TASK TO CARRY OUT -> Reproduce the material exactly, omitting nothing.

──────────

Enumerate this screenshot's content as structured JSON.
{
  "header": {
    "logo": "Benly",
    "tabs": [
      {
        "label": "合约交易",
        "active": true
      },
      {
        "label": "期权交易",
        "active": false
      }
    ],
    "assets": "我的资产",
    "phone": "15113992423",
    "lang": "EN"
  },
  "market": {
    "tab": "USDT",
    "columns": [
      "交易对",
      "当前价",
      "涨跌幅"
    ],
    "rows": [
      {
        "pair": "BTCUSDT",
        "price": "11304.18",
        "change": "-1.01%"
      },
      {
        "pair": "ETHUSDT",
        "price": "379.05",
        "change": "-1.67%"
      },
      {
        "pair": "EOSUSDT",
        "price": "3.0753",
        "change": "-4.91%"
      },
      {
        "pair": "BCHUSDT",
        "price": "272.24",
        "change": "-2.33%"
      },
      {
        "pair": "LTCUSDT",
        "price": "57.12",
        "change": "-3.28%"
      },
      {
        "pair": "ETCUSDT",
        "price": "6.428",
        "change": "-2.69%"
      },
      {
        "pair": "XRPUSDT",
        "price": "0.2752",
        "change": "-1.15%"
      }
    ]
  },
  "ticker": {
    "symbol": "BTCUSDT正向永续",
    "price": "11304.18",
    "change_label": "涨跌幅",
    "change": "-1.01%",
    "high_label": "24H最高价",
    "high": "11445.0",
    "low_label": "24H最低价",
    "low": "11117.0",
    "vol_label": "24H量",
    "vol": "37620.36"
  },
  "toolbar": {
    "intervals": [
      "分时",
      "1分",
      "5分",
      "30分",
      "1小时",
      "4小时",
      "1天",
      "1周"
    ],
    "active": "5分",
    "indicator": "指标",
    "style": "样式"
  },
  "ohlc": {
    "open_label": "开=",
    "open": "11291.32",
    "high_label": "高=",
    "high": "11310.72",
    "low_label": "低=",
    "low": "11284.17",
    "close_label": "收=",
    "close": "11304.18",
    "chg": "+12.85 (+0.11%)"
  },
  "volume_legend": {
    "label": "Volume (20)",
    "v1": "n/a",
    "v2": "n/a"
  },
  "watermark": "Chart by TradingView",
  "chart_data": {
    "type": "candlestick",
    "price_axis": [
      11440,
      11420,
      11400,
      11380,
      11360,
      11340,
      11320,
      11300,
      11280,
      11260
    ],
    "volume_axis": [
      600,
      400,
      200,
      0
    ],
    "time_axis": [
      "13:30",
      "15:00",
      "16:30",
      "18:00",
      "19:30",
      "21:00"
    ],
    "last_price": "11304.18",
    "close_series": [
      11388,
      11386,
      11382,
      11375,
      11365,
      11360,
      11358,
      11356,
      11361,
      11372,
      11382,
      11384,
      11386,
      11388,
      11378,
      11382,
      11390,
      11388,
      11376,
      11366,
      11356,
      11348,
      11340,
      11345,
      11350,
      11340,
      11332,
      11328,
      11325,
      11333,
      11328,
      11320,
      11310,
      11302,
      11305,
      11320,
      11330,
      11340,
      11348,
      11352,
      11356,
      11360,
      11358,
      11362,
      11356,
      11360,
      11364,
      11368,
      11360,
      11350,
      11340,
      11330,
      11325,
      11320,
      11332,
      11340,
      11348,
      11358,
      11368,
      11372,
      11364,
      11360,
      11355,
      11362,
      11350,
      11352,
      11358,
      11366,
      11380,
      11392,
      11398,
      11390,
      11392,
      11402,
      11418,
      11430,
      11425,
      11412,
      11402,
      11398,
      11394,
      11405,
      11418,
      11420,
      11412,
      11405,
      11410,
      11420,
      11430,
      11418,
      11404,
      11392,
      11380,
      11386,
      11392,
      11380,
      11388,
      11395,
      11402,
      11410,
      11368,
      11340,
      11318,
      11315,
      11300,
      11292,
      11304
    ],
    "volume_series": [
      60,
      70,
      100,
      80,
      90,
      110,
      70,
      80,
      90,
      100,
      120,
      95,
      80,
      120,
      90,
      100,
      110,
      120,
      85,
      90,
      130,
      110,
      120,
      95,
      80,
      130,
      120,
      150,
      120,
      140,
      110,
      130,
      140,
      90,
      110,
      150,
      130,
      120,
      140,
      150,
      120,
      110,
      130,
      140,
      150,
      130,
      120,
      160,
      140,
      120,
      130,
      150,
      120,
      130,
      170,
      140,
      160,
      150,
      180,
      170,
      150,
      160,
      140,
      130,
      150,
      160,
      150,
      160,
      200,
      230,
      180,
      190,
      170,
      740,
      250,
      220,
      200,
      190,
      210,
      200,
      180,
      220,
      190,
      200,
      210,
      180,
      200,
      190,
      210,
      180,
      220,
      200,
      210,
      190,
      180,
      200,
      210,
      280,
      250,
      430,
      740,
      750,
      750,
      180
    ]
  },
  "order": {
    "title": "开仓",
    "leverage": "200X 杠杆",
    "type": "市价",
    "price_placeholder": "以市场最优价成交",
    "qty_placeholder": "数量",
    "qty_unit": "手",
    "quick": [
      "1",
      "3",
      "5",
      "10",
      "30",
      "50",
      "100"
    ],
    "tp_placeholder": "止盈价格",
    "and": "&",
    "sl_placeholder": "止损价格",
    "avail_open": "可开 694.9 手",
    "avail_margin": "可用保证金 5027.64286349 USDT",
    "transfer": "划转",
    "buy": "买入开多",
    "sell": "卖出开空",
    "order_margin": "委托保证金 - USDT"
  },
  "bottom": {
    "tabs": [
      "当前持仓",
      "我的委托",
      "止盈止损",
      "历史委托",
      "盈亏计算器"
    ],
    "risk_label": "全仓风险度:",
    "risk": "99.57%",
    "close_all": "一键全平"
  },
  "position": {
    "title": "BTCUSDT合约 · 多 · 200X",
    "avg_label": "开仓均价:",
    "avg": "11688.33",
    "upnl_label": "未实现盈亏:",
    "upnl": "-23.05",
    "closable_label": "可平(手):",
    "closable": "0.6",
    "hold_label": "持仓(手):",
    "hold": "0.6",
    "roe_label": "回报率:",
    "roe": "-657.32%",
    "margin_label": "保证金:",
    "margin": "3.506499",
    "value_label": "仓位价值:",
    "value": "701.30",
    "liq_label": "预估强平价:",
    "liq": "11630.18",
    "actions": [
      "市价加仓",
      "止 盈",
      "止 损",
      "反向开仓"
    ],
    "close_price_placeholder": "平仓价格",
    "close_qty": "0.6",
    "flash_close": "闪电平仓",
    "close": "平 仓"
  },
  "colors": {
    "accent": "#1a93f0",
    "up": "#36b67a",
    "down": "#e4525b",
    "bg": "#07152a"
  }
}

──────────

TASK SOLUTION ->
Enumerate this screenshot's content as structured JSON.
{
  "header": {
    "logo": "Benly",
    "tabs": [
      {
        "label": "合约交易",
        "active": true
      },
      {
        "label": "期权交易",
        "active": false
      }
    ],
    "assets": "我的资产",
    "phone": "15113992423",
    "lang": "EN"
  },
  "market": {
    "tab": "USDT",
    "columns": [
      "交易对",
      "当前价",
      "涨跌幅"
    ],
    "rows": [
      {
        "pair": "BTCUSDT",
        "price": "11304.18",
        "change": "-1.01%"
      },
      {
        "pair": "ETHUSDT",
        "price": "379.05",
        "change": "-1.67%"
      },
      {
        "pair": "EOSUSDT",
        "price": "3.0753",
        "change": "-4.91%"
      },
      {
        "pair": "BCHUSDT",
        "price": "272.24",
        "change": "-2.33%"
      },
      {
        "pair": "LTCUSDT",
        "price": "57.12",
        "change": "-3.28%"
      },
      {
        "pair": "ETCUSDT",
        "price": "6.428",
        "change": "-2.69%"
      },
      {
        "pair": "XRPUSDT",
        "price": "0.2752",
        "change": "-1.15%"
      }
    ]
  },
  "ticker": {
    "symbol": "BTCUSDT正向永续",
    "price": "11304.18",
    "change_label": "涨跌幅",
    "change": "-1.01%",
    "high_label": "24H最高价",
    "high": "11445.0",
    "low_label": "24H最低价",
    "low": "11117.0",
    "vol_label": "24H量",
    "vol": "37620.36"
  },
  "toolbar": {
    "intervals": [
      "分时",
      "1分",
      "5分",
      "30分",
      "1小时",
      "4小时",
      "1天",
      "1周"
    ],
    "active": "5分",
    "indicator": "指标",
    "style": "样式"
  },
  "ohlc": {
    "open_label": "开=",
    "open": "11291.32",
    "high_label": "高=",
    "high": "11310.72",
    "low_label": "低=",
    "low": "11284.17",
    "close_label": "收=",
    "close": "11304.18",
    "chg": "+12.85 (+0.11%)"
  },
  "volume_legend": {
    "label": "Volume (20)",
    "v1": "n/a",
    "v2": "n/a"
  },
  "watermark": "Chart by TradingView",
  "chart_data": {
    "type": "candlestick",
    "price_axis": [
      11440,
      11420,
      11400,
      11380,
      11360,
      11340,
      11320,
      11300,
      11280,
      11260
    ],
    "volume_axis": [
      600,
      400,
      200,
      0
    ],
    "time_axis": [
      "13:30",
      "15:00",
      "16:30",
      "18:00",
      "19:30",
      "21:00"
    ],
    "last_price": "11304.18",
    "close_series": [
      11388,
      11386,
      11382,
      11375,
      11365,
      11360,
      11358,
      11356,
      11361,
      11372,
      11382,
      11384,
      11386,
      11388,
      11378,
      11382,
      11390,
      11388,
      11376,
      11366,
      11356,
      11348,
      11340,
      11345,
      11350,
      11340,
      11332,
      11328,
      11325,
      11333,
      11328,
      11320,
      11310,
      11302,
      11305,
      11320,
      11330,
      11340,
      11348,
      11352,
      11356,
      11360,
      11358,
      11362,
      11356,
      11360,
      11364,
      11368,
      11360,
      11350,
      11340,
      11330,
      11325,
      11320,
      11332,
      11340,
      11348,
      11358,
      11368,
      11372,
      11364,
      11360,
      11355,
      11362,
      11350,
      11352,
      11358,
      11366,
      11380,
      11392,
      11398,
      11390,
      11392,
      11402,
      11418,
      11430,
      11425,
      11412,
      11402,
      11398,
      11394,
      11405,
      11418,
      11420,
      11412,
      11405,
      11410,
      11420,
      11430,
      11418,
      11404,
      11392,
      11380,
      11386,
      11392,
      11380,
      11388,
      11395,
      11402,
      11410,
      11368,
      11340,
      11318,
      11315,
      11300,
      11292,
      11304
    ],
    "volume_series": [
      60,
      70,
      100,
      80,
      90,
      110,
      70,
      80,
      90,
      100,
      120,
      95,
      80,
      120,
      90,
      100,
      110,
      120,
      85,
      90,
      130,
      110,
      120,
      95,
      80,
      130,
      120,
      150,
      120,
      140,
      110,
      130,
      140,
      90,
      110,
      150,
      130,
      120,
      140,
      150,
      120,
      110,
      130,
      140,
      150,
      130,
      120,
      160,
      140,
      120,
      130,
      150,
      120,
      130,
      170,
      140,
      160,
      150,
      180,
      170,
      150,
      160,
      140,
      130,
      150,
      160,
      150,
      160,
      200,
      230,
      180,
      190,
      170,
      740,
      250,
      220,
      200,
      190,
      210,
      200,
      180,
      220,
      190,
      200,
      210,
      180,
      200,
      190,
      210,
      180,
      220,
      200,
      210,
      190,
      180,
      200,
      210,
      280,
      250,
      430,
      740,
      750,
      750,
      180
    ]
  },
  "order": {
    "title": "开仓",
    "leverage": "200X 杠杆",
    "type": "市价",
    "price_placeholder": "以市场最优价成交",
    "qty_placeholder": "数量",
    "qty_unit": "手",
    "quick": [
      "1",
      "3",
      "5",
      "10",
      "30",
      "50",
      "100"
    ],
    "tp_placeholder": "止盈价格",
    "and": "&",
    "sl_placeholder": "止损价格",
    "avail_open": "可开 694.9 手",
    "avail_margin": "可用保证金 5027.64286349 USDT",
    "transfer": "划转",
    "buy": "买入开多",
    "sell": "卖出开空",
    "order_margin": "委托保证金 - USDT"
  },
  "bottom": {
    "tabs": [
      "当前持仓",
      "我的委托",
      "止盈止损",
      "历史委托",
      "盈亏计算器"
    ],
    "risk_label": "全仓风险度:",
    "risk": "99.57%",
    "close_all": "一键全平"
  },
  "position": {
    "title": "BTCUSDT合约 · 多 · 200X",
    "avg_label": "开仓均价:",
    "avg": "11688.33",
    "upnl_label": "未实现盈亏:",
    "upnl": "-23.05",
    "closable_label": "可平(手):",
    "closable": "0.6",
    "hold_label": "持仓(手):",
    "hold": "0.6",
    "roe_label": "回报率:",
    "roe": "-657.32%",
    "margin_label": "保证金:",
    "margin": "3.506499",
    "value_label": "仓位价值:",
    "value": "701.30",
    "liq_label": "预估强平价:",
    "liq": "11630.18",
    "actions": [
      "市价加仓",
      "止 盈",
      "止 损",
      "反向开仓"
    ],
    "close_price_placeholder": "平仓价格",
    "close_qty": "0.6",
    "flash_close": "闪电平仓",
    "close": "平 仓"
  },
  "colors": {
    "accent": "#1a93f0",
    "up": "#36b67a",
    "down": "#e4525b",
    "bg": "#07152a"
  }
}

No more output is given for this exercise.